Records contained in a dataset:
"""

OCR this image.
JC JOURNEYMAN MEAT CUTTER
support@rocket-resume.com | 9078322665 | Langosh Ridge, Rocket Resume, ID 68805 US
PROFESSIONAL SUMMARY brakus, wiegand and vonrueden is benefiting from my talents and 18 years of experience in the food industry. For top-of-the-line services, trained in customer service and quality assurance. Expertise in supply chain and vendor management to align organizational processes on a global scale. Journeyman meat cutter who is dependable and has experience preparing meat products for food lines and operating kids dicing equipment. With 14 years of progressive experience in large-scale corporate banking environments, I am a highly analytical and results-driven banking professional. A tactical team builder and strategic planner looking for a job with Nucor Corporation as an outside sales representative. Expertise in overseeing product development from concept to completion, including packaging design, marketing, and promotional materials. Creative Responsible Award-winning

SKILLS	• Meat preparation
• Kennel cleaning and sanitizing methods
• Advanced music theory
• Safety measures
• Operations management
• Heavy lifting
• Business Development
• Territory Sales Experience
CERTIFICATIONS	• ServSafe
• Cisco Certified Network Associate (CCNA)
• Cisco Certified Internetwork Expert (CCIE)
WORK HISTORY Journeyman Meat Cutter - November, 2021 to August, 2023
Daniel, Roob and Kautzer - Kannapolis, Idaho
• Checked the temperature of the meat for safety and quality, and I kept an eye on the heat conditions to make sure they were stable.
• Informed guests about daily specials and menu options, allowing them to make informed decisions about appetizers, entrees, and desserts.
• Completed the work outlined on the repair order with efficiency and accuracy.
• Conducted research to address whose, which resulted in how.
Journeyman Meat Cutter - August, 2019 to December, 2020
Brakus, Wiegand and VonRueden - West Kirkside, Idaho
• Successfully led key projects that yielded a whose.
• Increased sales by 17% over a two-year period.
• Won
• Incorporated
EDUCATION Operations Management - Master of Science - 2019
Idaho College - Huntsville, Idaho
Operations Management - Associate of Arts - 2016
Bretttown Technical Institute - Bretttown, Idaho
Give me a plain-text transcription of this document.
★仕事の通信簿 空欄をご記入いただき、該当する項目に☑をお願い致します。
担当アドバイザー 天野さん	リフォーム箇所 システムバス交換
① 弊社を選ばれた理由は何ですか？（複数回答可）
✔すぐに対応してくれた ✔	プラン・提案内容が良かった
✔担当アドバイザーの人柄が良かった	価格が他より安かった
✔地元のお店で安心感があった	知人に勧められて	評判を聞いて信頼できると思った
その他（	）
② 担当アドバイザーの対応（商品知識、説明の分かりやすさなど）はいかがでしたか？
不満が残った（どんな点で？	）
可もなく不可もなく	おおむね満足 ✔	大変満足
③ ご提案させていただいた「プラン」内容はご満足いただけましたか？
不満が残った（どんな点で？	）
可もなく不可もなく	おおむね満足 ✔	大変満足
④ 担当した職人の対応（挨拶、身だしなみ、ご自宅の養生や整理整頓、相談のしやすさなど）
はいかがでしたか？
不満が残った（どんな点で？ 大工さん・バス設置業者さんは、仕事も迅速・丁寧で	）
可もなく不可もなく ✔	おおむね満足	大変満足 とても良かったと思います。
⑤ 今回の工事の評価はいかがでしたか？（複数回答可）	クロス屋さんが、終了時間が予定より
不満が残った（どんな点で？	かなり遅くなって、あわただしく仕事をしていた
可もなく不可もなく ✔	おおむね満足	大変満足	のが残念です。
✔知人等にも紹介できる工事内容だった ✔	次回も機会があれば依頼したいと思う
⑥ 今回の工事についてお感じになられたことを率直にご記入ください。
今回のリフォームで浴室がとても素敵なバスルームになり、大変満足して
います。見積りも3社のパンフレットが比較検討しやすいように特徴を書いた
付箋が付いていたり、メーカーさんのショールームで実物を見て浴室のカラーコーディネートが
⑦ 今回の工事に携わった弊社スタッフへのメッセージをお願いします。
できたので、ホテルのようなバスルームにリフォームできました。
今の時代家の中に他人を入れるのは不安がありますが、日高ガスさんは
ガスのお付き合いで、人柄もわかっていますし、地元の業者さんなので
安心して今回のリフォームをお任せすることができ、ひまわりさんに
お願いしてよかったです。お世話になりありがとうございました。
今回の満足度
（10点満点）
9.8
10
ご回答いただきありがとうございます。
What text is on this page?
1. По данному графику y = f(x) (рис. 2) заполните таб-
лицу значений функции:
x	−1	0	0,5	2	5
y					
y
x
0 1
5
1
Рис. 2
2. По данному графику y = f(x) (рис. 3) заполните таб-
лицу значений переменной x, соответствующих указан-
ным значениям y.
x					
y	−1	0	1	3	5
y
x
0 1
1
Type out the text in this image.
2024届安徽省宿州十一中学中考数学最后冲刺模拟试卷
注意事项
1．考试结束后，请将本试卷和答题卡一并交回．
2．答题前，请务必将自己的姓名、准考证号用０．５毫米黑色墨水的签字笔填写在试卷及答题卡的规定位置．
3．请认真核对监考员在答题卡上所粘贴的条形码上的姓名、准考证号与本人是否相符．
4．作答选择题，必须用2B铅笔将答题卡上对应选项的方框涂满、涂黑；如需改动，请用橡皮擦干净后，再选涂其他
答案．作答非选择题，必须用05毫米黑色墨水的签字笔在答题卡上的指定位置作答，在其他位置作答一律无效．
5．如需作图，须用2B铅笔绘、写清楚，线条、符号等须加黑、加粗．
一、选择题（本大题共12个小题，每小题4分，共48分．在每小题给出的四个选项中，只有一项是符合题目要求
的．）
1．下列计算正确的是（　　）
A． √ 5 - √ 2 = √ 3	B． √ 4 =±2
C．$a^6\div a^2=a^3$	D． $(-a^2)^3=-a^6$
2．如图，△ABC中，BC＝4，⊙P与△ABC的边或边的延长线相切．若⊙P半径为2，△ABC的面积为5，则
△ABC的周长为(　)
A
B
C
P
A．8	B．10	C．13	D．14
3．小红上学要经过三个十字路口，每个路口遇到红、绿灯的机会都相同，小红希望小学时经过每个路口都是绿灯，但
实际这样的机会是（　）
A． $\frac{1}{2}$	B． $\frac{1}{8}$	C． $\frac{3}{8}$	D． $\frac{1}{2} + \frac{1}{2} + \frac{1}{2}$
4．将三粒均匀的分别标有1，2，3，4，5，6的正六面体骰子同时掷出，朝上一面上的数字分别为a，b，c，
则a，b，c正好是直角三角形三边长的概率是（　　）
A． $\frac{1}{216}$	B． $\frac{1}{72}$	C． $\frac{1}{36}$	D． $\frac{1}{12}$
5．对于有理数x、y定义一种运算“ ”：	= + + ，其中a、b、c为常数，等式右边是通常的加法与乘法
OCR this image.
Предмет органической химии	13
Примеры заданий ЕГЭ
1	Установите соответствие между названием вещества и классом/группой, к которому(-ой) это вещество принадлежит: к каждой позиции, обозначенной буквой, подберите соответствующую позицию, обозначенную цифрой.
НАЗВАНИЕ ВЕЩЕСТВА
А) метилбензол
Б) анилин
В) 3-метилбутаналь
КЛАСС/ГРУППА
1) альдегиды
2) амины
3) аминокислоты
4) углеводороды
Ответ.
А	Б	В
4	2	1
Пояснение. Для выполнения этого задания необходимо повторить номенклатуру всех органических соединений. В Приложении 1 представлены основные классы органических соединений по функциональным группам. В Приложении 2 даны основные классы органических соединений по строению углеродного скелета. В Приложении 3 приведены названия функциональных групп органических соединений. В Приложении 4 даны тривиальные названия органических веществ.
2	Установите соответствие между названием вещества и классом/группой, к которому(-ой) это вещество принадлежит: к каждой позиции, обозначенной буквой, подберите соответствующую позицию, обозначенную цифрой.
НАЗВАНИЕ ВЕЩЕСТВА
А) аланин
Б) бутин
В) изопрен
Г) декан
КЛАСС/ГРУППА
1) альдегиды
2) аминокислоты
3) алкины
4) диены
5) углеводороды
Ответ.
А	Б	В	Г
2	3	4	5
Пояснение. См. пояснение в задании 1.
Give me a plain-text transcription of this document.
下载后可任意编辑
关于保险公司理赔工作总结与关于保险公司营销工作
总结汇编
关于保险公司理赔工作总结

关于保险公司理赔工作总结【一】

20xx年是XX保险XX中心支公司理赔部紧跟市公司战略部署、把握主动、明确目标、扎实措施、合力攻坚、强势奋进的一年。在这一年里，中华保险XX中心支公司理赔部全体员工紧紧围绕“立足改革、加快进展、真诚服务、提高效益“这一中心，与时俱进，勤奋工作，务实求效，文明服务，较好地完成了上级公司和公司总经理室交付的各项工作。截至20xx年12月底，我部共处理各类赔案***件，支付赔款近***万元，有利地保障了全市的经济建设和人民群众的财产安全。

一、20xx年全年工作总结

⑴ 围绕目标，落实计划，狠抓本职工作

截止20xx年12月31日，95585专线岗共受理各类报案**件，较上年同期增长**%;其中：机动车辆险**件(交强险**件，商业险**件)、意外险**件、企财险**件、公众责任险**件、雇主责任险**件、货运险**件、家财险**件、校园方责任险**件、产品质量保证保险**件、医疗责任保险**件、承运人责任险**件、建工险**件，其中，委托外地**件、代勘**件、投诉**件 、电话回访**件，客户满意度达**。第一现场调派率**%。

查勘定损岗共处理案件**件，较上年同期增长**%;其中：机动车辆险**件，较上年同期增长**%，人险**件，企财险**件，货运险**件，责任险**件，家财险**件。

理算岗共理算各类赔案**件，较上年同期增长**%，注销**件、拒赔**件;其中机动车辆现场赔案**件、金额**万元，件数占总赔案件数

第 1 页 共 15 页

"""

TASK TO CARRY OUT: Filter the records above and return every line that holds the word "обозначенной".

FULL ANSWER:
1	Установите соответствие между названием вещества и классом/группой, к которому(-ой) это вещество принадлежит: к каждой позиции, обозначенной буквой, подберите соответствующую позицию, обозначенную цифрой.
2	Установите соответствие между названием вещества и классом/группой, к которому(-ой) это вещество принадлежит: к каждой позиции, обозначенной буквой, подберите соответствующую позицию, обозначенную цифрой.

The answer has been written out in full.